Excerpted data
+-------+

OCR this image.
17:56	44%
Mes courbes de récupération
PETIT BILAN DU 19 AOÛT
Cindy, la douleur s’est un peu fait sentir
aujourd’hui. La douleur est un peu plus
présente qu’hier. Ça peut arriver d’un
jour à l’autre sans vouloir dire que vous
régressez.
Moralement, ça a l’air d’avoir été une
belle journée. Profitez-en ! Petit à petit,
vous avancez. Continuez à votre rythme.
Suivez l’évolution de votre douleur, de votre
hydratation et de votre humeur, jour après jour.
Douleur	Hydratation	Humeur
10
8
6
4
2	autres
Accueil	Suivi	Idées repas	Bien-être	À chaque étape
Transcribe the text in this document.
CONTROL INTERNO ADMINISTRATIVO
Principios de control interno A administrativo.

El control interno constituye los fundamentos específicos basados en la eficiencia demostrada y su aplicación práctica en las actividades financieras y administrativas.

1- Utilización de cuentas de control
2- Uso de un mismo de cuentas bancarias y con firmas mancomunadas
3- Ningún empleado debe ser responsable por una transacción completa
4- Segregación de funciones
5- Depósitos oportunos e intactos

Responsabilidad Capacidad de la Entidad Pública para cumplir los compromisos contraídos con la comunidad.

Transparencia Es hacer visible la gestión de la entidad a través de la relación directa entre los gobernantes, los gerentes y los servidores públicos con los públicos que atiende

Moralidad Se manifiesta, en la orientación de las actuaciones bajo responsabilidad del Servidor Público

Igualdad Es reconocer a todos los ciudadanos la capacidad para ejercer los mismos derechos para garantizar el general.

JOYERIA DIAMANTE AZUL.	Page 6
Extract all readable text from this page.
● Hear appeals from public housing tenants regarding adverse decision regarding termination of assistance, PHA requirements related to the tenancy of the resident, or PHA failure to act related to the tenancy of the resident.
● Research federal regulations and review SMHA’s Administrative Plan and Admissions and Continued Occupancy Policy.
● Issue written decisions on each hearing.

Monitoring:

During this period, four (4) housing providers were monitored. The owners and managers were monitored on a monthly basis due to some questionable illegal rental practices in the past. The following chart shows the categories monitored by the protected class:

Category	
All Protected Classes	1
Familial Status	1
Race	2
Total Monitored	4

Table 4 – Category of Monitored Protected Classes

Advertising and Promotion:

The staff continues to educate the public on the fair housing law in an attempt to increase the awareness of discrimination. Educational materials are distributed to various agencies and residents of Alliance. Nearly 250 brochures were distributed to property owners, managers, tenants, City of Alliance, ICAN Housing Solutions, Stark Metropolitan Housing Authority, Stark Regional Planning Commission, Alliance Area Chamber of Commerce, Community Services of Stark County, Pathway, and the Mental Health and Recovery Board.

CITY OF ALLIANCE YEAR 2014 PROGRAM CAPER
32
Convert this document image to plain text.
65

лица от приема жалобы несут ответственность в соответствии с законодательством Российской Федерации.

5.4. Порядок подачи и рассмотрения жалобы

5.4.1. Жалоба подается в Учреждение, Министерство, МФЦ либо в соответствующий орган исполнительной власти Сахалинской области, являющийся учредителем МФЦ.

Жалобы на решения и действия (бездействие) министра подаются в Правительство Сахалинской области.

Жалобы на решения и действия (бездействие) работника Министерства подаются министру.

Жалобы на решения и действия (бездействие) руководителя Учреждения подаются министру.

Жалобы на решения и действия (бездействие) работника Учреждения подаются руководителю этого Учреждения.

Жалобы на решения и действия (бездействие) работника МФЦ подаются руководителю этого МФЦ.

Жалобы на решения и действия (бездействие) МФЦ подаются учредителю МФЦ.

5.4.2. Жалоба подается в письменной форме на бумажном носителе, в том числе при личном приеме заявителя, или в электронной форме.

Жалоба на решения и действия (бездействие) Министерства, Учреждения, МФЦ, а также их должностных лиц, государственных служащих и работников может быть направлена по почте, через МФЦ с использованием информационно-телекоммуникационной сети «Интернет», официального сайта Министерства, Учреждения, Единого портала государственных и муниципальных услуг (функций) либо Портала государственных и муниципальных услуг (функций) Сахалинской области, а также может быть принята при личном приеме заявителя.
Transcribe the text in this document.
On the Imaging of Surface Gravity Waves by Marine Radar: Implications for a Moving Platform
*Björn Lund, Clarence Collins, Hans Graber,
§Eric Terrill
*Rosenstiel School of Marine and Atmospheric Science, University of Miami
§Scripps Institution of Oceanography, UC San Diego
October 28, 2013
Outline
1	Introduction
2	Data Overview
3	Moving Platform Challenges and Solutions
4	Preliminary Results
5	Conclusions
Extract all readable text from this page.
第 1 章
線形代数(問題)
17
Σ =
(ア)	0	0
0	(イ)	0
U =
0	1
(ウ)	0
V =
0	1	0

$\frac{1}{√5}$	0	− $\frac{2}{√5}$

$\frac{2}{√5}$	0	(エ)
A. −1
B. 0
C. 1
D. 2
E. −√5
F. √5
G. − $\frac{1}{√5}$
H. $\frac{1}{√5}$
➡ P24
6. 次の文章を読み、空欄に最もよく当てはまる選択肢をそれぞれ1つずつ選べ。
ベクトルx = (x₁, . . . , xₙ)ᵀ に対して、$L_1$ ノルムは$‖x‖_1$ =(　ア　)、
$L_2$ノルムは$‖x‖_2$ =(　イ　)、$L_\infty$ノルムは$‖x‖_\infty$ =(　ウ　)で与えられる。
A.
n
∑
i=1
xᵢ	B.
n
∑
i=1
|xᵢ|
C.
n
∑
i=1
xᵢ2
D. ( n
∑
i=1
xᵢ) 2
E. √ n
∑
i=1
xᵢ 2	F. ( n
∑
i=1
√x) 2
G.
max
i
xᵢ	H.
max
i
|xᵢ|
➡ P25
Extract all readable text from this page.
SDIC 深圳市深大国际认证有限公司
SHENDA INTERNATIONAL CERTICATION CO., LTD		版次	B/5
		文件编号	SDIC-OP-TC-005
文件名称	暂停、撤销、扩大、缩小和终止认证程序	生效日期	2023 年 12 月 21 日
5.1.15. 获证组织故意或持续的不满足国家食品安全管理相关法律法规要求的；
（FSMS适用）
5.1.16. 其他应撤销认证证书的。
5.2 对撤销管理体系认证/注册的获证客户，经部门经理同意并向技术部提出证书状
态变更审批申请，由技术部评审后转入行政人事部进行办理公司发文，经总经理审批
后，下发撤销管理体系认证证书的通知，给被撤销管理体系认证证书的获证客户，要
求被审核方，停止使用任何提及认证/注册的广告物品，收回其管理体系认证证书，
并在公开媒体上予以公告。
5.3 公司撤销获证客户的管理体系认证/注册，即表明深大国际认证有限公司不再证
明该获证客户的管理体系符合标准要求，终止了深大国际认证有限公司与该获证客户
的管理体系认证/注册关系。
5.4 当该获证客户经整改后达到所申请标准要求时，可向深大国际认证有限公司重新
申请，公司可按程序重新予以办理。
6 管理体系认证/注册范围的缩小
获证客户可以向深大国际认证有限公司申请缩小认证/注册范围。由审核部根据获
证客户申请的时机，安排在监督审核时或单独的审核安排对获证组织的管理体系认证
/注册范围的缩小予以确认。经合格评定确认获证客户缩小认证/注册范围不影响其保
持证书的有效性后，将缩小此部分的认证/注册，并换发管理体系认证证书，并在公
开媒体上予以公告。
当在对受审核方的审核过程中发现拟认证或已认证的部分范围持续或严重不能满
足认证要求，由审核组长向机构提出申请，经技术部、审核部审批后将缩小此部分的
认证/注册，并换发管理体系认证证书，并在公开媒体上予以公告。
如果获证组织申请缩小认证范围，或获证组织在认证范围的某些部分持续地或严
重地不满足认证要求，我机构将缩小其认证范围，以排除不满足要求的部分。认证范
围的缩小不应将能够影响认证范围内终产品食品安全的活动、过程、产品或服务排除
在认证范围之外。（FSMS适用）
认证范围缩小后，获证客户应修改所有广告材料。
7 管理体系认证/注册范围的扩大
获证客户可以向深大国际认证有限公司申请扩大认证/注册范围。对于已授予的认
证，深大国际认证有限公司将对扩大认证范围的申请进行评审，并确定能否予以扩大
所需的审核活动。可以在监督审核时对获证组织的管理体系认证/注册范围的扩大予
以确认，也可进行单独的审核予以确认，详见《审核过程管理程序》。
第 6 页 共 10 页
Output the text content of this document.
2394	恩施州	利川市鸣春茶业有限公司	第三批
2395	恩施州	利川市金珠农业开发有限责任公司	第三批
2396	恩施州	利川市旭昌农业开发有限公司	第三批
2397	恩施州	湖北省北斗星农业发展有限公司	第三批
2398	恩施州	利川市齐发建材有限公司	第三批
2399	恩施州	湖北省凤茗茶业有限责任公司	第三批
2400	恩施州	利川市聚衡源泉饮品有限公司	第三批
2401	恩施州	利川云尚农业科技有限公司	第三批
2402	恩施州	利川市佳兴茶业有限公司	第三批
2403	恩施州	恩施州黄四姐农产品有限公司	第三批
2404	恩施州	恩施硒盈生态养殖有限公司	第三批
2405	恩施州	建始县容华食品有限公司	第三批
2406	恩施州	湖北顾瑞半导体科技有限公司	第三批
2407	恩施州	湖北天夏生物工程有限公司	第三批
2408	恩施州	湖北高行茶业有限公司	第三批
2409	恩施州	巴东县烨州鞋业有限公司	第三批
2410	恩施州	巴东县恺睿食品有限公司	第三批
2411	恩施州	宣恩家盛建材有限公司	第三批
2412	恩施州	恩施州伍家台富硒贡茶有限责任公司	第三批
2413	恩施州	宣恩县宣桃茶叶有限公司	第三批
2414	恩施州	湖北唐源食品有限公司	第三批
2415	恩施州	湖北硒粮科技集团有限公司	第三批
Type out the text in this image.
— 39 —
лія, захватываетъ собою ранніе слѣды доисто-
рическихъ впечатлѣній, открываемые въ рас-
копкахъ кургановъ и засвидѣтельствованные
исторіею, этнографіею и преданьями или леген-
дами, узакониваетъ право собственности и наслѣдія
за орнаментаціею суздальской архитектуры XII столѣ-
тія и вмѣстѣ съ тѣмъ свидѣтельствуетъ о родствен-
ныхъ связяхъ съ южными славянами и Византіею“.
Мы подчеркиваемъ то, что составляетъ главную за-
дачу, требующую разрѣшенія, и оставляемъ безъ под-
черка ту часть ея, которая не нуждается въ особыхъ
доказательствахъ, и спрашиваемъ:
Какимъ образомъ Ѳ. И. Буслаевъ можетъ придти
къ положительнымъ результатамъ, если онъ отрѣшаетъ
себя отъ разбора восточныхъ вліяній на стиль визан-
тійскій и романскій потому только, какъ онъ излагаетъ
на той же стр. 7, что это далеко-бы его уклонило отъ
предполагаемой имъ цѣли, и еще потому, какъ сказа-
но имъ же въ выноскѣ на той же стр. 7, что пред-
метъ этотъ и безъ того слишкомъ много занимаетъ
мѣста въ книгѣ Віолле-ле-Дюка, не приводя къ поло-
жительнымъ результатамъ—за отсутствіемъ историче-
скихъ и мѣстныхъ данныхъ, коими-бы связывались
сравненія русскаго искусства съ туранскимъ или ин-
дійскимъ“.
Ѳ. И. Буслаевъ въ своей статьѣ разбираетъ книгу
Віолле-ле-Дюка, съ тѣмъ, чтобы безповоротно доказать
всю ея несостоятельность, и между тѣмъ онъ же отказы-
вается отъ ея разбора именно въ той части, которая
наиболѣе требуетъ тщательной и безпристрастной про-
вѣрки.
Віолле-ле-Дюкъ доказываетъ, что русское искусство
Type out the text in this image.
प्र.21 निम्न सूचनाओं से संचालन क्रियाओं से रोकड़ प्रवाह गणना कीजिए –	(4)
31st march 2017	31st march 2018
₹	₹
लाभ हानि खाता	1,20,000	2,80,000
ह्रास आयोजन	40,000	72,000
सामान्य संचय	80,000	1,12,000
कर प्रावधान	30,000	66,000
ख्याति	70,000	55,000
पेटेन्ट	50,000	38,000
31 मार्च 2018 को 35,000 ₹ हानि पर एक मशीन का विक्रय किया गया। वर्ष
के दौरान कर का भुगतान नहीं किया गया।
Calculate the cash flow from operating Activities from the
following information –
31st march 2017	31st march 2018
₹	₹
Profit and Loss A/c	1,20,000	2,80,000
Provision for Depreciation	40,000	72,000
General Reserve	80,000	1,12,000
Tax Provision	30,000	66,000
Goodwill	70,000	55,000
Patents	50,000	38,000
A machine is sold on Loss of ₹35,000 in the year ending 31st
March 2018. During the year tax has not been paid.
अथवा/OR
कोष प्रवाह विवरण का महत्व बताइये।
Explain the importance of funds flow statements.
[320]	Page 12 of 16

+-------+

Given problem
Return a copy of every line that includes the word "并换发管理体系认证证书".

Full output
持证书的有效性后，将缩小此部分的认证/注册，并换发管理体系认证证书，并在公
认证/注册，并换发管理体系认证证书，并在公开媒体上予以公告。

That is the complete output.